## EXERCISE
Reproduce every one of the entries below word for word, changing nothing in any line.

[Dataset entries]

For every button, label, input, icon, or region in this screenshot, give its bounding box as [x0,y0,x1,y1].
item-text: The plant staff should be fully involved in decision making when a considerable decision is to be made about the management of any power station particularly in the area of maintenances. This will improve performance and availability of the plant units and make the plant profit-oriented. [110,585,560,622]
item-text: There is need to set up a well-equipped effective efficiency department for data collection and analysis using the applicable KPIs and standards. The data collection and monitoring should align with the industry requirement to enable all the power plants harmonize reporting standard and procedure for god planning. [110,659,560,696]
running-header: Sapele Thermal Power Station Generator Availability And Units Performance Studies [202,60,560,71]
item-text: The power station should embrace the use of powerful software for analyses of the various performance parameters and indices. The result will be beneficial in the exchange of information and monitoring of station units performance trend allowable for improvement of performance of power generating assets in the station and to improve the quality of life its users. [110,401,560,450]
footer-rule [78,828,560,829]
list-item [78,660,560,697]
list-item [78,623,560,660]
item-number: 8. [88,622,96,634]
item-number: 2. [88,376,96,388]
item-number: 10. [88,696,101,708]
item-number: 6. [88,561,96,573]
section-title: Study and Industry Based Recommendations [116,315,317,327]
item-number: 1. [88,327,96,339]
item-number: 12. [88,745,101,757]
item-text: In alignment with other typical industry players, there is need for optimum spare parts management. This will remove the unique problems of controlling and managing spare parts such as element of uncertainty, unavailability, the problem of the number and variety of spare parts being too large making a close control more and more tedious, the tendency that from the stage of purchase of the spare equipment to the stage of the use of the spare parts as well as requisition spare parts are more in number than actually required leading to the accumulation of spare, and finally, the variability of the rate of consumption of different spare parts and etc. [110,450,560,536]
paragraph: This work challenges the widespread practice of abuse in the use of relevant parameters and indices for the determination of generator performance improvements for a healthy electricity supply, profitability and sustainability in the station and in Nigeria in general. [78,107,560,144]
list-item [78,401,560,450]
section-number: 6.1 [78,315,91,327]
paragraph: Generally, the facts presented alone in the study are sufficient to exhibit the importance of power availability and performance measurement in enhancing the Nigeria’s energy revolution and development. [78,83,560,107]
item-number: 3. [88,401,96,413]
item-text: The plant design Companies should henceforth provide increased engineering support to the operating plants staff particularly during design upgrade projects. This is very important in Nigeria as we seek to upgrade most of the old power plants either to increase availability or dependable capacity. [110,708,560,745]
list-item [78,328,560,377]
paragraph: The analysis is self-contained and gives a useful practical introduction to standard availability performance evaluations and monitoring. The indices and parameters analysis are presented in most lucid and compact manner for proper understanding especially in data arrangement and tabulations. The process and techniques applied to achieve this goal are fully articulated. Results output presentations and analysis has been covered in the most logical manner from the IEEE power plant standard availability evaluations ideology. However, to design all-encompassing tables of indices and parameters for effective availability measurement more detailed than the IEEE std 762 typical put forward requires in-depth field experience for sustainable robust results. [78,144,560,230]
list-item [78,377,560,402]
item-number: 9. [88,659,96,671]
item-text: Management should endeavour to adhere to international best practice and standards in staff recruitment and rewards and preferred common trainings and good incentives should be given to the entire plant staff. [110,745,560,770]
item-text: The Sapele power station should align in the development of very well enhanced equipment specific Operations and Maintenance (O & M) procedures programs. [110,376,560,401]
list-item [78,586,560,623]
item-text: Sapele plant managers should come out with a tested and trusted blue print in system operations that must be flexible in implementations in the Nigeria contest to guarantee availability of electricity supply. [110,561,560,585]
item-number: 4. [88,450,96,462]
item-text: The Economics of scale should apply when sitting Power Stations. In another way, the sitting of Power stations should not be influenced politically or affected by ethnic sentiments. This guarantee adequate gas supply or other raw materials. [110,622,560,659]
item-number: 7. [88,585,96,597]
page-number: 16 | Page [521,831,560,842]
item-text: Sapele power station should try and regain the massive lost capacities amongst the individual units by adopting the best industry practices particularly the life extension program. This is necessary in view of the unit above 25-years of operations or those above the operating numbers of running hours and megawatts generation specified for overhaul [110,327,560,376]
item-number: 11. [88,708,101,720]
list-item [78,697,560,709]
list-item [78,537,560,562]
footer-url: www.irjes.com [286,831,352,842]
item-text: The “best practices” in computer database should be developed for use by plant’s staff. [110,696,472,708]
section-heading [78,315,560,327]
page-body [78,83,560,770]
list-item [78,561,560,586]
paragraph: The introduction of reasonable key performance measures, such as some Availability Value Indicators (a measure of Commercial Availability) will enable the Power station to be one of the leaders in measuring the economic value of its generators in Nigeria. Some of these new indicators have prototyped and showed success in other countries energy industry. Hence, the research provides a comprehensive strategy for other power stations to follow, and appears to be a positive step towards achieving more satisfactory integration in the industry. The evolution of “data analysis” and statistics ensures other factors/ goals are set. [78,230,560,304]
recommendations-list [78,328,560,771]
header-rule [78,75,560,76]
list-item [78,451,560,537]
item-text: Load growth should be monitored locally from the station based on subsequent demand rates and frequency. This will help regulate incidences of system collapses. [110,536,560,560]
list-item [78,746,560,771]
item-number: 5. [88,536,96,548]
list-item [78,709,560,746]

## IN RESPONSE
For every button, label, input, icon, or region in this screenshot, give its bounding box as [x0,y0,x1,y1].
item-text: The plant staff should be fully involved in decision making when a considerable decision is to be made about the management of any power station particularly in the area of maintenances. This will improve performance and availability of the plant units and make the plant profit-oriented. [110,585,560,622]
item-text: There is need to set up a well-equipped effective efficiency department for data collection and analysis using the applicable KPIs and standards. The data collection and monitoring should align with the industry requirement to enable all the power plants harmonize reporting standard and procedure for god planning. [110,659,560,696]
running-header: Sapele Thermal Power Station Generator Availability And Units Performance Studies [202,60,560,71]
item-text: The power station should embrace the use of powerful software for analyses of the various performance parameters and indices. The result will be beneficial in the exchange of information and monitoring of station units performance trend allowable for improvement of performance of power generating assets in the station and to improve the quality of life its users. [110,401,560,450]
footer-rule [78,828,560,829]
list-item [78,660,560,697]
list-item [78,623,560,660]
item-number: 8. [88,622,96,634]
item-number: 2. [88,376,96,388]
item-number: 10. [88,696,101,708]
item-number: 6. [88,561,96,573]
section-title: Study and Industry Based Recommendations [116,315,317,327]
item-number: 1. [88,327,96,339]
item-number: 12. [88,745,101,757]
item-text: In alignment with other typical industry players, there is need for optimum spare parts management. This will remove the unique problems of controlling and managing spare parts such as element of uncertainty, unavailability, the problem of the number and variety of spare parts being too large making a close control more and more tedious, the tendency that from the stage of purchase of the spare equipment to the stage of the use of the spare parts as well as requisition spare parts are more in number than actually required leading to the accumulation of spare, and finally, the variability of the rate of consumption of different spare parts and etc. [110,450,560,536]
paragraph: This work challenges the widespread practice of abuse in the use of relevant parameters and indices for the determination of generator performance improvements for a healthy electricity supply, profitability and sustainability in the station and in Nigeria in general. [78,107,560,144]
list-item [78,401,560,450]
section-number: 6.1 [78,315,91,327]
paragraph: Generally, the facts presented alone in the study are sufficient to exhibit the importance of power availability and performance measurement in enhancing the Nigeria’s energy revolution and development. [78,83,560,107]
item-number: 3. [88,401,96,413]
item-text: The plant design Companies should henceforth provide increased engineering support to the operating plants staff particularly during design upgrade projects. This is very important in Nigeria as we seek to upgrade most of the old power plants either to increase availability or dependable capacity. [110,708,560,745]
list-item [78,328,560,377]
paragraph: The analysis is self-contained and gives a useful practical introduction to standard availability performance evaluations and monitoring. The indices and parameters analysis are presented in most lucid and compact manner for proper understanding especially in data arrangement and tabulations. The process and techniques applied to achieve this goal are fully articulated. Results output presentations and analysis has been covered in the most logical manner from the IEEE power plant standard availability evaluations ideology. However, to design all-encompassing tables of indices and parameters for effective availability measurement more detailed than the IEEE std 762 typical put forward requires in-depth field experience for sustainable robust results. [78,144,560,230]
list-item [78,377,560,402]
item-number: 9. [88,659,96,671]
item-text: Management should endeavour to adhere to international best practice and standards in staff recruitment and rewards and preferred common trainings and good incentives should be given to the entire plant staff. [110,745,560,770]
item-text: The Sapele power station should align in the development of very well enhanced equipment specific Operations and Maintenance (O & M) procedures programs. [110,376,560,401]
list-item [78,586,560,623]
item-text: Sapele plant managers should come out with a tested and trusted blue print in system operations that must be flexible in implementations in the Nigeria contest to guarantee availability of electricity supply. [110,561,560,585]
item-number: 4. [88,450,96,462]
item-text: The Economics of scale should apply when sitting Power Stations. In another way, the sitting of Power stations should not be influenced politically or affected by ethnic sentiments. This guarantee adequate gas supply or other raw materials. [110,622,560,659]
item-number: 7. [88,585,96,597]
page-number: 16 | Page [521,831,560,842]
item-text: Sapele power station should try and regain the massive lost capacities amongst the individual units by adopting the best industry practices particularly the life extension program. This is necessary in view of the unit above 25-years of operations or those above the operating numbers of running hours and megawatts generation specified for overhaul [110,327,560,376]
item-number: 11. [88,708,101,720]
list-item [78,697,560,709]
list-item [78,537,560,562]
footer-url: www.irjes.com [286,831,352,842]
item-text: The “best practices” in computer database should be developed for use by plant’s staff. [110,696,472,708]
section-heading [78,315,560,327]
page-body [78,83,560,770]
list-item [78,561,560,586]
paragraph: The introduction of reasonable key performance measures, such as some Availability Value Indicators (a measure of Commercial Availability) will enable the Power station to be one of the leaders in measuring the economic value of its generators in Nigeria. Some of these new indicators have prototyped and showed success in other countries energy industry. Hence, the research provides a comprehensive strategy for other power stations to follow, and appears to be a positive step towards achieving more satisfactory integration in the industry. The evolution of “data analysis” and statistics ensures other factors/ goals are set. [78,230,560,304]
recommendations-list [78,328,560,771]
header-rule [78,75,560,76]
list-item [78,451,560,537]
item-text: Load growth should be monitored locally from the station based on subsequent demand rates and frequency. This will help regulate incidences of system collapses. [110,536,560,560]
list-item [78,746,560,771]
item-number: 5. [88,536,96,548]
list-item [78,709,560,746]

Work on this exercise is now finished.